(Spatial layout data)
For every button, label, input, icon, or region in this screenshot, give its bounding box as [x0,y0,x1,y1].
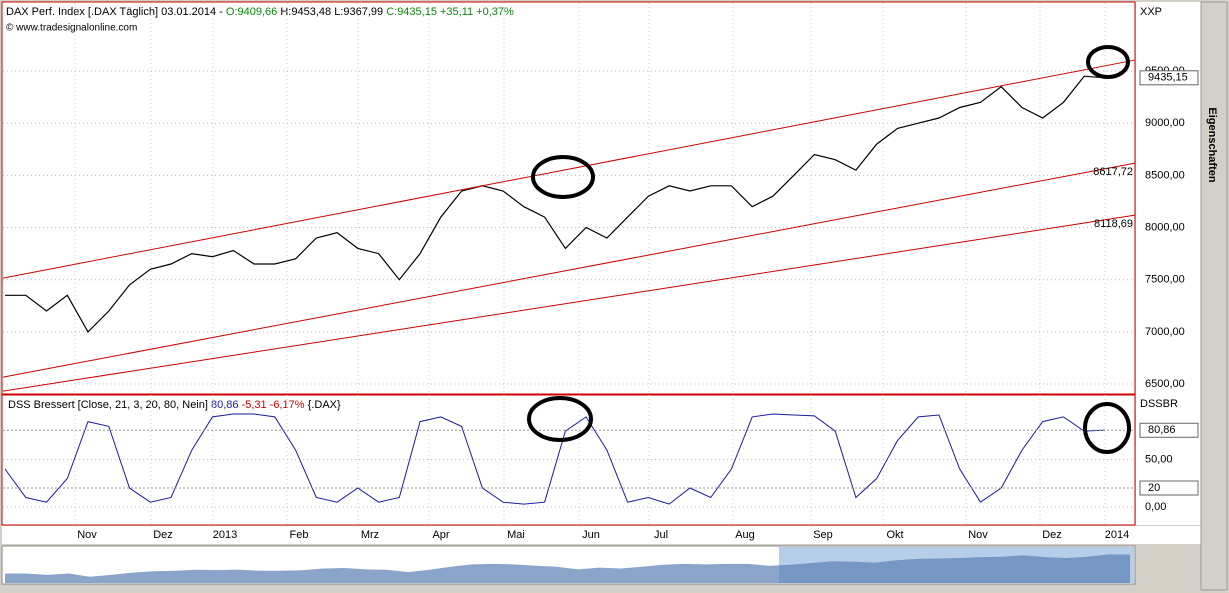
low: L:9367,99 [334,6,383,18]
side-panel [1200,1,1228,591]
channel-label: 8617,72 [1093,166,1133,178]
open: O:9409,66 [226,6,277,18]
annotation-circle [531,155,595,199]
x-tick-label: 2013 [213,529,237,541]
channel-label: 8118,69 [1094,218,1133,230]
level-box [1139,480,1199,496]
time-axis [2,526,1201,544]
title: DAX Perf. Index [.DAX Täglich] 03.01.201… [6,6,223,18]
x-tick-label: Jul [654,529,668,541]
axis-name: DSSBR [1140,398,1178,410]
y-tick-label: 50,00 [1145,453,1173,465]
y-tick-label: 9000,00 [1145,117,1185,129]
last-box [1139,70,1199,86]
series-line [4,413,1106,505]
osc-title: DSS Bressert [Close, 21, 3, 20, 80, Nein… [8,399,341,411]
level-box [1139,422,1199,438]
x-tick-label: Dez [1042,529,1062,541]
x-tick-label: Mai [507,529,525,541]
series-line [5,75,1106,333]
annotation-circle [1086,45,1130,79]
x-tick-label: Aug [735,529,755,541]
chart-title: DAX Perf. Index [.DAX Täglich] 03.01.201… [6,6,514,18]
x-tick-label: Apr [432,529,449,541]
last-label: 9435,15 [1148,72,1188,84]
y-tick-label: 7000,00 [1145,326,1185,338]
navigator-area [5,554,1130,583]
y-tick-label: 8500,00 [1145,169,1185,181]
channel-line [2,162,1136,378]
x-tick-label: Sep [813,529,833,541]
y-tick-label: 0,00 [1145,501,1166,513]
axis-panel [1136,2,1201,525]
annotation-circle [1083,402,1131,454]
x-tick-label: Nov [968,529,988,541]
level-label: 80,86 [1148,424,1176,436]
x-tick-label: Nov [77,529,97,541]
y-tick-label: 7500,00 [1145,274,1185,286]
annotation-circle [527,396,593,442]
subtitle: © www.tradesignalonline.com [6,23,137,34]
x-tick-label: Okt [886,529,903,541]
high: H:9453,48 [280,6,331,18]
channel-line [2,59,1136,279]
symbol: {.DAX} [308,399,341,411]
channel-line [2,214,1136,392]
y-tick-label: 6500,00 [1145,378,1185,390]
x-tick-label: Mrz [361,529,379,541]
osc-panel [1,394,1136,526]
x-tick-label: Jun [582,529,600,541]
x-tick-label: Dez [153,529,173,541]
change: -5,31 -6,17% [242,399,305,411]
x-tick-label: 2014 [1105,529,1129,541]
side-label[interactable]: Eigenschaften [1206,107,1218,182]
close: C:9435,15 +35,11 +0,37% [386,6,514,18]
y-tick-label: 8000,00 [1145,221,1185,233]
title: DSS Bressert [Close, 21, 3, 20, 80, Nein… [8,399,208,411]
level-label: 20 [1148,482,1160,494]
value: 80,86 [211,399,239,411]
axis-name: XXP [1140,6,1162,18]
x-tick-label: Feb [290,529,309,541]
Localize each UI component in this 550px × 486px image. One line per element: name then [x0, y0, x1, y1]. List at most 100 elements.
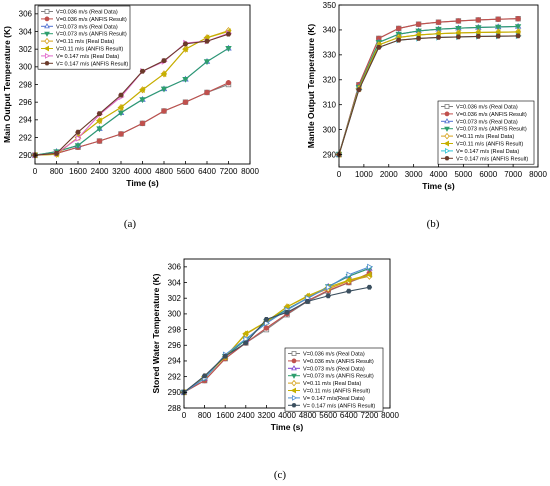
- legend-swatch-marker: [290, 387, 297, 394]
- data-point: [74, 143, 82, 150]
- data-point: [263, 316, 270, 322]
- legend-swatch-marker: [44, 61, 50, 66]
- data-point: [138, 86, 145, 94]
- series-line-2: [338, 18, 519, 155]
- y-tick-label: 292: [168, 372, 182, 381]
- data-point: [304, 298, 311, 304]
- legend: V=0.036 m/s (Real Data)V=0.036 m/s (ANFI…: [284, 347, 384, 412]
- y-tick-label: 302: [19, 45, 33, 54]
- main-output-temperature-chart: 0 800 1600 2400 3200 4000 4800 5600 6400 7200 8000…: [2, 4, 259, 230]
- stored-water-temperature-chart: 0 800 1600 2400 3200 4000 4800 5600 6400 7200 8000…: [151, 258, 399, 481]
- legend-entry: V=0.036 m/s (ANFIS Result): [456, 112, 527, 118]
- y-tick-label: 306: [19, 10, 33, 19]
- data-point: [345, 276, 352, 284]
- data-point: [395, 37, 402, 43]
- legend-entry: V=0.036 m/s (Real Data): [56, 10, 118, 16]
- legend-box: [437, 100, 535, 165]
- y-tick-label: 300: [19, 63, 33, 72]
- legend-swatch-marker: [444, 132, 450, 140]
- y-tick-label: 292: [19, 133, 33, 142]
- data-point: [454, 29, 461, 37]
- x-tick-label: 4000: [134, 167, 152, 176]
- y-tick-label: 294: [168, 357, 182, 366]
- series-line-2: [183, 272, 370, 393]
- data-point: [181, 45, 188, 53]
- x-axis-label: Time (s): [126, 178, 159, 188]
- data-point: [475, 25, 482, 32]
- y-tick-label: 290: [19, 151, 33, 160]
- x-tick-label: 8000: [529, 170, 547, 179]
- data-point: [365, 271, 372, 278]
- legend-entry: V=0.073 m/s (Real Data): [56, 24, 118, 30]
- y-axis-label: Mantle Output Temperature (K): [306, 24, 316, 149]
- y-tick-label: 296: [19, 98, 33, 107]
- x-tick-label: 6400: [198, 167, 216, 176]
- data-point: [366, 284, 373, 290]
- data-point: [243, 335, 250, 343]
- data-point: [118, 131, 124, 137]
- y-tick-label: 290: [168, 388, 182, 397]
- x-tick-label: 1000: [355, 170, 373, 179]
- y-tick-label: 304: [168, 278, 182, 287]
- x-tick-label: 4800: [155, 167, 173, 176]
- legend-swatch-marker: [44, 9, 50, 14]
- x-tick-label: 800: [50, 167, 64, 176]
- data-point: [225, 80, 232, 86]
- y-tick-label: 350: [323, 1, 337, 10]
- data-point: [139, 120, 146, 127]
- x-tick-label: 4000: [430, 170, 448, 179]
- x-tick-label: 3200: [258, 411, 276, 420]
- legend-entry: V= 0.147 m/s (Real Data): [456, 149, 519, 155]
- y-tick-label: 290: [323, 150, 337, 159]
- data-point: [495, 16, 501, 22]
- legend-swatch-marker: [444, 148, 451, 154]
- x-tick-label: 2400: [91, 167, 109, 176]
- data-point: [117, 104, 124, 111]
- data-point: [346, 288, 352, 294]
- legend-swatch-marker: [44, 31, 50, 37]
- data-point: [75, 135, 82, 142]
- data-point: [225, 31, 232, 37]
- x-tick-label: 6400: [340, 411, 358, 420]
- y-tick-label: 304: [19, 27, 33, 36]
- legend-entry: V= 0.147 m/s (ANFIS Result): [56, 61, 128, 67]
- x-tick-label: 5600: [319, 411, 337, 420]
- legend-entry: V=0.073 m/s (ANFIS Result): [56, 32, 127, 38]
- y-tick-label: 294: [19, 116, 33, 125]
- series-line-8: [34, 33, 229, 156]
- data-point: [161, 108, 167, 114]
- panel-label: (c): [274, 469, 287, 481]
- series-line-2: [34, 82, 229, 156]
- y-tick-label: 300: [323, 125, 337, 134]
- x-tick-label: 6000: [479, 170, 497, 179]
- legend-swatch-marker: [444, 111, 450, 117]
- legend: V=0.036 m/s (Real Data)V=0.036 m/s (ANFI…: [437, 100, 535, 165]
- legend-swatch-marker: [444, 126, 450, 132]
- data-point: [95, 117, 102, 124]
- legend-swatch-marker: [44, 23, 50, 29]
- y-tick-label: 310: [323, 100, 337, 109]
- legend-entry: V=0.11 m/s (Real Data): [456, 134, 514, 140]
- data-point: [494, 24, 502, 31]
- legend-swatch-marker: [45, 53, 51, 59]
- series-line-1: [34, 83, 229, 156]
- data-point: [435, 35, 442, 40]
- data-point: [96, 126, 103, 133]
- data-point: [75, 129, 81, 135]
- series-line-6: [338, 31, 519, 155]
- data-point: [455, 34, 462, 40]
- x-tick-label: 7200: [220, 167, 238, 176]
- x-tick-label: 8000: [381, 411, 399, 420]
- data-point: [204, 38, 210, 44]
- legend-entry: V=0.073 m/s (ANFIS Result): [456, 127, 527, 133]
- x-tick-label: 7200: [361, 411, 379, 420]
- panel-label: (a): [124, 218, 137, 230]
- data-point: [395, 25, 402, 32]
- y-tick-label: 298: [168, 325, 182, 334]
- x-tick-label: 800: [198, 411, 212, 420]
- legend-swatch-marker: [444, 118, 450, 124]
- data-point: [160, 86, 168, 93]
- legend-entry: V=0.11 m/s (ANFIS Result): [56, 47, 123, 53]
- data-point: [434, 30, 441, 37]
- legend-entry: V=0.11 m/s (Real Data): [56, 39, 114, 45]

--

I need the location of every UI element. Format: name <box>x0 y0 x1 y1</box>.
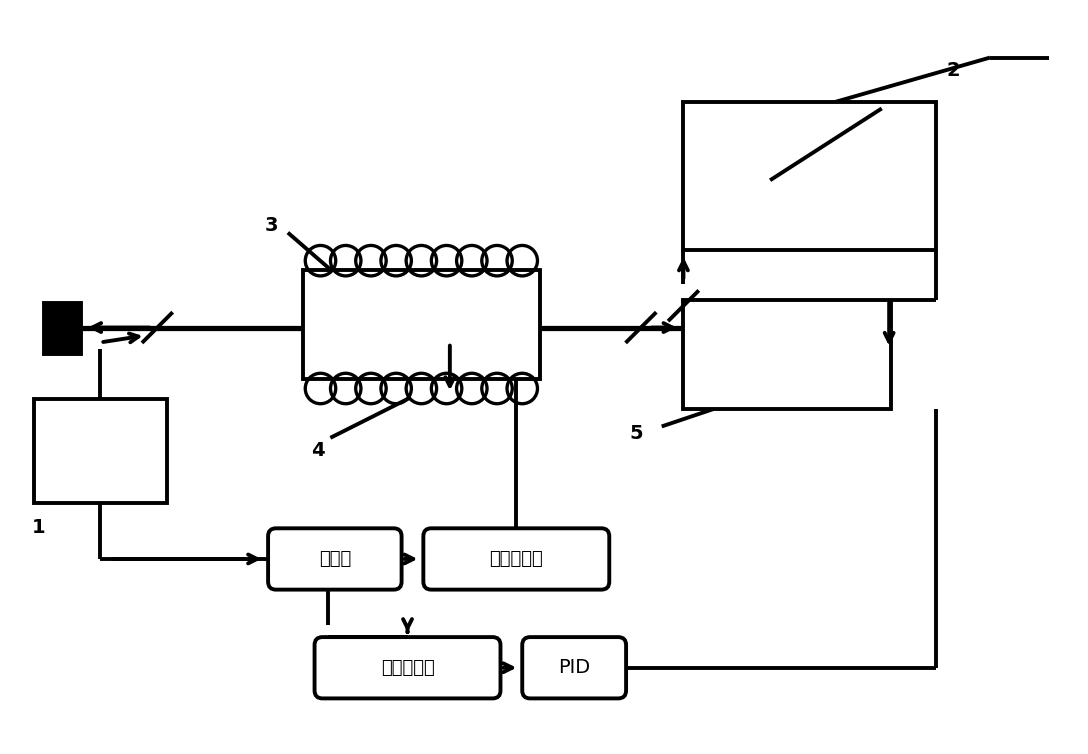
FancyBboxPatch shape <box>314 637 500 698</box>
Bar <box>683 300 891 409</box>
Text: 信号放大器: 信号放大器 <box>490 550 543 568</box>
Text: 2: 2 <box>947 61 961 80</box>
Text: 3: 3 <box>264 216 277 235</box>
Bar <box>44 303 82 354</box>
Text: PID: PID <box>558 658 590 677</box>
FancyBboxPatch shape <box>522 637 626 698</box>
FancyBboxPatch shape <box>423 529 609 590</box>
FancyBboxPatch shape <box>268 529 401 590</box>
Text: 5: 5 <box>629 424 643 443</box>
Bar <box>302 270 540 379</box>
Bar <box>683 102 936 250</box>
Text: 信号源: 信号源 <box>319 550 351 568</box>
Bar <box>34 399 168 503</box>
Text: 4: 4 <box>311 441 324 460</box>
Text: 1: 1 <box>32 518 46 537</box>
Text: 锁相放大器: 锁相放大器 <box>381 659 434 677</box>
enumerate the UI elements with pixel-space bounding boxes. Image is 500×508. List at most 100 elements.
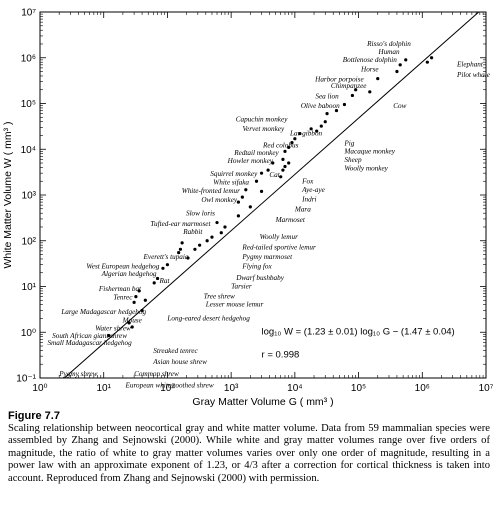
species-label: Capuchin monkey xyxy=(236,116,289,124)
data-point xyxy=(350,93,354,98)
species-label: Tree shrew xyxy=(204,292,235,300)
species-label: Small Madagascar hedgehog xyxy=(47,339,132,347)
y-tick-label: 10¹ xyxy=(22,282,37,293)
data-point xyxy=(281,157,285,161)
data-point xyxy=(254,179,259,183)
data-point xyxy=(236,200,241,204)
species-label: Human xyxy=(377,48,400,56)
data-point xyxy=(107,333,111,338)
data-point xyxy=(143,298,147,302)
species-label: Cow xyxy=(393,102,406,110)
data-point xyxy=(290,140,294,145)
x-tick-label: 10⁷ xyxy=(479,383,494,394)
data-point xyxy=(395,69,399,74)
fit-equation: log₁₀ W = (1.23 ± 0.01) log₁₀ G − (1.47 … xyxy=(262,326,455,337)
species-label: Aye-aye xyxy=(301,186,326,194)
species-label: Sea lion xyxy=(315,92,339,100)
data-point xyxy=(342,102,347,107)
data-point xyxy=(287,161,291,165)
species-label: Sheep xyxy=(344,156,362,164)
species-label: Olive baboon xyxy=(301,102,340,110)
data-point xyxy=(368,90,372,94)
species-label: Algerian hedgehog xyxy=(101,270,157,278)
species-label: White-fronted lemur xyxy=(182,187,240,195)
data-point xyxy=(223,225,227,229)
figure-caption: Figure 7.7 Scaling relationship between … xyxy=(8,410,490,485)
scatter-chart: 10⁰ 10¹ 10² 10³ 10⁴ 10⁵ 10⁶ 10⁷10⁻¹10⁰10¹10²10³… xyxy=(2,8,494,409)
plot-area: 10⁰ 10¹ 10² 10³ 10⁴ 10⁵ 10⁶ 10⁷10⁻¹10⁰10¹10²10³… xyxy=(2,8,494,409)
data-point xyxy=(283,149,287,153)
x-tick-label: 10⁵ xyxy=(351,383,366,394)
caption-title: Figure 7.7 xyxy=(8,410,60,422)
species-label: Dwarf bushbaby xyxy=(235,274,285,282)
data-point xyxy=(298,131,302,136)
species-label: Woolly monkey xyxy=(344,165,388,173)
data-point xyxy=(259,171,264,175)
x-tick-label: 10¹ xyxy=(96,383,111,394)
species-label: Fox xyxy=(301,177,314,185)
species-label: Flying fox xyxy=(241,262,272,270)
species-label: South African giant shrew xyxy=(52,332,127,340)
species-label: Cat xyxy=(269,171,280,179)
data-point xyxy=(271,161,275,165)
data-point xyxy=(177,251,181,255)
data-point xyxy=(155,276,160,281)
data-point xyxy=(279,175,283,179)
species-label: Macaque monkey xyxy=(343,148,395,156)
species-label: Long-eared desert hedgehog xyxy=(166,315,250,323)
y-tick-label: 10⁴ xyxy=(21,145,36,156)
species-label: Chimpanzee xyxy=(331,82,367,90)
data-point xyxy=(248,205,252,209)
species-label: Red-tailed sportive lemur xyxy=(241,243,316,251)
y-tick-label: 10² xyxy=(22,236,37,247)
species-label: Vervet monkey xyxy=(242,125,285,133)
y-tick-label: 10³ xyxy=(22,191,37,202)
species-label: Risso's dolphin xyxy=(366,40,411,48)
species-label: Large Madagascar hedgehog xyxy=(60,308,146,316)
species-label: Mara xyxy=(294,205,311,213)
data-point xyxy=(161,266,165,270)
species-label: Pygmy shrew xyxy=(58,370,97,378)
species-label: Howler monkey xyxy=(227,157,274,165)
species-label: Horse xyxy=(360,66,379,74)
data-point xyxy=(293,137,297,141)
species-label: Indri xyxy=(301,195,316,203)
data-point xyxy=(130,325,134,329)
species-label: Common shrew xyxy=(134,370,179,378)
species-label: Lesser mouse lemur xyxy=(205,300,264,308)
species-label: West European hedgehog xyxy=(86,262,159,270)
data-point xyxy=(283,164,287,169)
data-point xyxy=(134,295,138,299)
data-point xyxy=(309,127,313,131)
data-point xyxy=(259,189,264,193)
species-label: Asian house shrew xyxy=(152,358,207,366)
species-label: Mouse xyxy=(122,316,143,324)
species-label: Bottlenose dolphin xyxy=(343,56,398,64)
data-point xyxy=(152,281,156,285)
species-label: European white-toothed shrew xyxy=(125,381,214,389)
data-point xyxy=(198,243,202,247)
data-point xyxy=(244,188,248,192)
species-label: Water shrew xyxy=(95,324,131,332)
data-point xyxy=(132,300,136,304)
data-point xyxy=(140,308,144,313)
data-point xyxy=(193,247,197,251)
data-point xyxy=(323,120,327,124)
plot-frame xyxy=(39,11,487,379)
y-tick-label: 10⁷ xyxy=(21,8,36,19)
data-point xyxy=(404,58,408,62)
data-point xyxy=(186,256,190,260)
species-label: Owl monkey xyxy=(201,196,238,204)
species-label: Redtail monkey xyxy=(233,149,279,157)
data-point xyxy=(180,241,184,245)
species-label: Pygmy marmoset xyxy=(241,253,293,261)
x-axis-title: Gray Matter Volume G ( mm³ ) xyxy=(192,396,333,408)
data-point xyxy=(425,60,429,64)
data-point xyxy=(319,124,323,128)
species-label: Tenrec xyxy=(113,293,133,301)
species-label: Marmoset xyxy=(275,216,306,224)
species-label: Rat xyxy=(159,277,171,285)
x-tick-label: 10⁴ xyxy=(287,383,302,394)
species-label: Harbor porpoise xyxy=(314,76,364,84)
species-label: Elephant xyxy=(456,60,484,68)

---

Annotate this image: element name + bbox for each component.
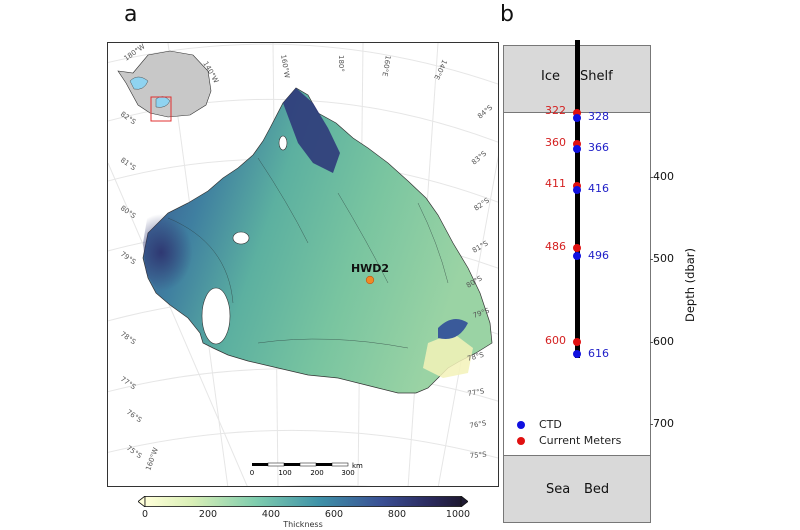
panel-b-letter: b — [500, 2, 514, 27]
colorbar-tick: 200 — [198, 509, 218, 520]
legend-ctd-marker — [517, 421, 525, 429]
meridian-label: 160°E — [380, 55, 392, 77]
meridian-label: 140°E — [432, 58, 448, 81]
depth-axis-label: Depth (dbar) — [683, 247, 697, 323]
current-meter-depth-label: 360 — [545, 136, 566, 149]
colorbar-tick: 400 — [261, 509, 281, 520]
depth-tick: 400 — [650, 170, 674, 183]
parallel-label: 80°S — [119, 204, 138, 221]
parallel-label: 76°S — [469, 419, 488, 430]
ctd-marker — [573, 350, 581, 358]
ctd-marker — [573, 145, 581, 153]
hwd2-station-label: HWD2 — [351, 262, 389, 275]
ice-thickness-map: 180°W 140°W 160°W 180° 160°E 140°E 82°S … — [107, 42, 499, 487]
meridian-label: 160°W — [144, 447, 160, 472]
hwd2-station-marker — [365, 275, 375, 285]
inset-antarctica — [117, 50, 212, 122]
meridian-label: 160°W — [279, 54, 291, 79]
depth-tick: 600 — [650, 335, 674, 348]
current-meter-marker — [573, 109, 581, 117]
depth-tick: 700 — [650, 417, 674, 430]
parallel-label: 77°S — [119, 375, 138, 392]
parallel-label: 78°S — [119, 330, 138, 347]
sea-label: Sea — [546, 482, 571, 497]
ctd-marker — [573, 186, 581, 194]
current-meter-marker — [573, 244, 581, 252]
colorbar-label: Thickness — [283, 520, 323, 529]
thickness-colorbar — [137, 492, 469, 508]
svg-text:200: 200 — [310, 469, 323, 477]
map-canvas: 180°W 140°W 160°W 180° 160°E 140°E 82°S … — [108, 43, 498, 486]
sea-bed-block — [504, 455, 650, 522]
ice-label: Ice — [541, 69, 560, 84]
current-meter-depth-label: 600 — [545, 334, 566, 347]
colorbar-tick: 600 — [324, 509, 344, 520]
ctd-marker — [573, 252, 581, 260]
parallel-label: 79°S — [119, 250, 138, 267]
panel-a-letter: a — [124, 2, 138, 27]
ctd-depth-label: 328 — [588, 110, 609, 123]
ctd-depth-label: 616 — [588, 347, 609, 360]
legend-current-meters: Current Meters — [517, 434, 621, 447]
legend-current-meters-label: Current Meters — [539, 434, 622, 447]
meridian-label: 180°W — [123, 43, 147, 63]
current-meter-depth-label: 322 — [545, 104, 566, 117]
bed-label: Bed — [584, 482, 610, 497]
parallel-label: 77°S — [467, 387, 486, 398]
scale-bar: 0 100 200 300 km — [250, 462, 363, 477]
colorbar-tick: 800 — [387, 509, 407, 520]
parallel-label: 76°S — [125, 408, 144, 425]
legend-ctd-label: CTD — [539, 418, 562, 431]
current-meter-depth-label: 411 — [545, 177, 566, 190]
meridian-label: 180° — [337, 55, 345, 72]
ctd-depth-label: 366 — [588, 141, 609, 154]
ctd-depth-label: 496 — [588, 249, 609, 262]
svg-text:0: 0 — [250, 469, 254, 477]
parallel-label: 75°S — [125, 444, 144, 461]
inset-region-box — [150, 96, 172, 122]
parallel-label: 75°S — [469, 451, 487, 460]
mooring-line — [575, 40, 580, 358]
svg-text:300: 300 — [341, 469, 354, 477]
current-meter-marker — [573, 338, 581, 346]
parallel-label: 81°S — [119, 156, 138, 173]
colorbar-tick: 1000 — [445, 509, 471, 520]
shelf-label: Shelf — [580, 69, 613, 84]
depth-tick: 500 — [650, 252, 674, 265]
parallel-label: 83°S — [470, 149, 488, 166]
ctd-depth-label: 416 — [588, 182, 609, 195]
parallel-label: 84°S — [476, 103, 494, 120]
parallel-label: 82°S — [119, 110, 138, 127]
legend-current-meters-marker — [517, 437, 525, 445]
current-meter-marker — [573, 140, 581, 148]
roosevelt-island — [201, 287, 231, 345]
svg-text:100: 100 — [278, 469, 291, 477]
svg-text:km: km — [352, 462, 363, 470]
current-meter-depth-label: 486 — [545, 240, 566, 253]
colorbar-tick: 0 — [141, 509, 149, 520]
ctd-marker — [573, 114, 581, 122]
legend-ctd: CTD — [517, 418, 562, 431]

# EXERCISE PROMPT
Reproduce word for word the lines of the records from the one containing "FancyBboxPatch shape <box>314" up to and including the one containing "enumerate the UI".

# CORRECT OUTPUT
FancyBboxPatch shape <box>314 637 500 698</box>
Bar <box>683 300 891 409</box>
Text: 信号放大器: 信号放大器 <box>490 550 543 568</box>
Text: 2: 2 <box>947 61 961 80</box>
Text: 3: 3 <box>264 216 277 235</box>
Bar <box>44 303 82 354</box>
Text: PID: PID <box>558 658 590 677</box>
FancyBboxPatch shape <box>522 637 626 698</box>
FancyBboxPatch shape <box>423 529 609 590</box>
FancyBboxPatch shape <box>268 529 401 590</box>
Text: 5: 5 <box>629 424 643 443</box>
Bar <box>302 270 540 379</box>
Bar <box>683 102 936 250</box>
Text: 信号源: 信号源 <box>319 550 351 568</box>
Bar <box>34 399 168 503</box>
Text: 4: 4 <box>311 441 324 460</box>
Text: 1: 1 <box>32 518 46 537</box>
Text: 锁相放大器: 锁相放大器 <box>381 659 434 677</box>
enumerate the UI elements with pixel-space bounding boxes. Image is 500×508. List at most 100 elements.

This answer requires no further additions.